Brief. Copy the data precisely, keeping every character.

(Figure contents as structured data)
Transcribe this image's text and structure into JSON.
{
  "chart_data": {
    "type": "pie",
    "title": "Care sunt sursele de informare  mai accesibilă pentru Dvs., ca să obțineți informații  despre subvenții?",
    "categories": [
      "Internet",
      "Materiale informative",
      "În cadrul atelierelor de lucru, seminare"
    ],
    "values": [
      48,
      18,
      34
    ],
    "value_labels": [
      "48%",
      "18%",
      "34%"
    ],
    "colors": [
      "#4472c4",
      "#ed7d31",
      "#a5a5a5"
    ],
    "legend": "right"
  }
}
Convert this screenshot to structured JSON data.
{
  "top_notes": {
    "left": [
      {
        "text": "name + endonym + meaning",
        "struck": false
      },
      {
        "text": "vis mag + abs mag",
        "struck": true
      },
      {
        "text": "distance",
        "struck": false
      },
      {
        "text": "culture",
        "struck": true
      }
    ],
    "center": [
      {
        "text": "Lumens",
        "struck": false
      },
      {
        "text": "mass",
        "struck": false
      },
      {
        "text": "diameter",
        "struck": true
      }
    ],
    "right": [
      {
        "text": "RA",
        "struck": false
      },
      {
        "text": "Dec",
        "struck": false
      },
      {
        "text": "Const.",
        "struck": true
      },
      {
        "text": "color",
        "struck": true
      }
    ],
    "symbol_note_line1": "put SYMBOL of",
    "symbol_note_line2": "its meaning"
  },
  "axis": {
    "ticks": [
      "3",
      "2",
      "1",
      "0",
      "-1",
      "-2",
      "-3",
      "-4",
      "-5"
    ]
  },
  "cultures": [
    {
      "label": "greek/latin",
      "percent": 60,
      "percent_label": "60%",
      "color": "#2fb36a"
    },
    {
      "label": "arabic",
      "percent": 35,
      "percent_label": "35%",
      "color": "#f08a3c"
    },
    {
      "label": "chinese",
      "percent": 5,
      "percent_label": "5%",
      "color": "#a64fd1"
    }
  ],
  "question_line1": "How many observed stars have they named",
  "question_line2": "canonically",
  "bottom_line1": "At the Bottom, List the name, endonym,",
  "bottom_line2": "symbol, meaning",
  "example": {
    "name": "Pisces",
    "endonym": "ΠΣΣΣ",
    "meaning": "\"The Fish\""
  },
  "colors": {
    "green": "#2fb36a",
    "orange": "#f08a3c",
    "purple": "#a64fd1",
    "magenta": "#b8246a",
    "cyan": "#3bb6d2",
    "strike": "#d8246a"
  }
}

Exercise output.
Transcribe this image's text and structure into JSON.
{
  "chart_data": {
    "type": "pie",
    "title": "Care sunt sursele de informare  mai accesibilă pentru Dvs., ca să obțineți informații  despre subvenții?",
    "categories": [
      "Internet",
      "Materiale informative",
      "În cadrul atelierelor de lucru, seminare"
    ],
    "values": [
      48,
      18,
      34
    ],
    "value_labels": [
      "48%",
      "18%",
      "34%"
    ],
    "colors": [
      "#4472c4",
      "#ed7d31",
      "#a5a5a5"
    ],
    "legend": "right"
  }
}
Convert this screenshot to structured JSON data.
{
  "top_notes": {
    "left": [
      {
        "text": "name + endonym + meaning",
        "struck": false
      },
      {
        "text": "vis mag + abs mag",
        "struck": true
      },
      {
        "text": "distance",
        "struck": false
      },
      {
        "text": "culture",
        "struck": true
      }
    ],
    "center": [
      {
        "text": "Lumens",
        "struck": false
      },
      {
        "text": "mass",
        "struck": false
      },
      {
        "text": "diameter",
        "struck": true
      }
    ],
    "right": [
      {
        "text": "RA",
        "struck": false
      },
      {
        "text": "Dec",
        "struck": false
      },
      {
        "text": "Const.",
        "struck": true
      },
      {
        "text": "color",
        "struck": true
      }
    ],
    "symbol_note_line1": "put SYMBOL of",
    "symbol_note_line2": "its meaning"
  },
  "axis": {
    "ticks": [
      "3",
      "2",
      "1",
      "0",
      "-1",
      "-2",
      "-3",
      "-4",
      "-5"
    ]
  },
  "cultures": [
    {
      "label": "greek/latin",
      "percent": 60,
      "percent_label": "60%",
      "color": "#2fb36a"
    },
    {
      "label": "arabic",
      "percent": 35,
      "percent_label": "35%",
      "color": "#f08a3c"
    },
    {
      "label": "chinese",
      "percent": 5,
      "percent_label": "5%",
      "color": "#a64fd1"
    }
  ],
  "question_line1": "How many observed stars have they named",
  "question_line2": "canonically",
  "bottom_line1": "At the Bottom, List the name, endonym,",
  "bottom_line2": "symbol, meaning",
  "example": {
    "name": "Pisces",
    "endonym": "ΠΣΣΣ",
    "meaning": "\"The Fish\""
  },
  "colors": {
    "green": "#2fb36a",
    "orange": "#f08a3c",
    "purple": "#a64fd1",
    "magenta": "#b8246a",
    "cyan": "#3bb6d2",
    "strike": "#d8246a"
  }
}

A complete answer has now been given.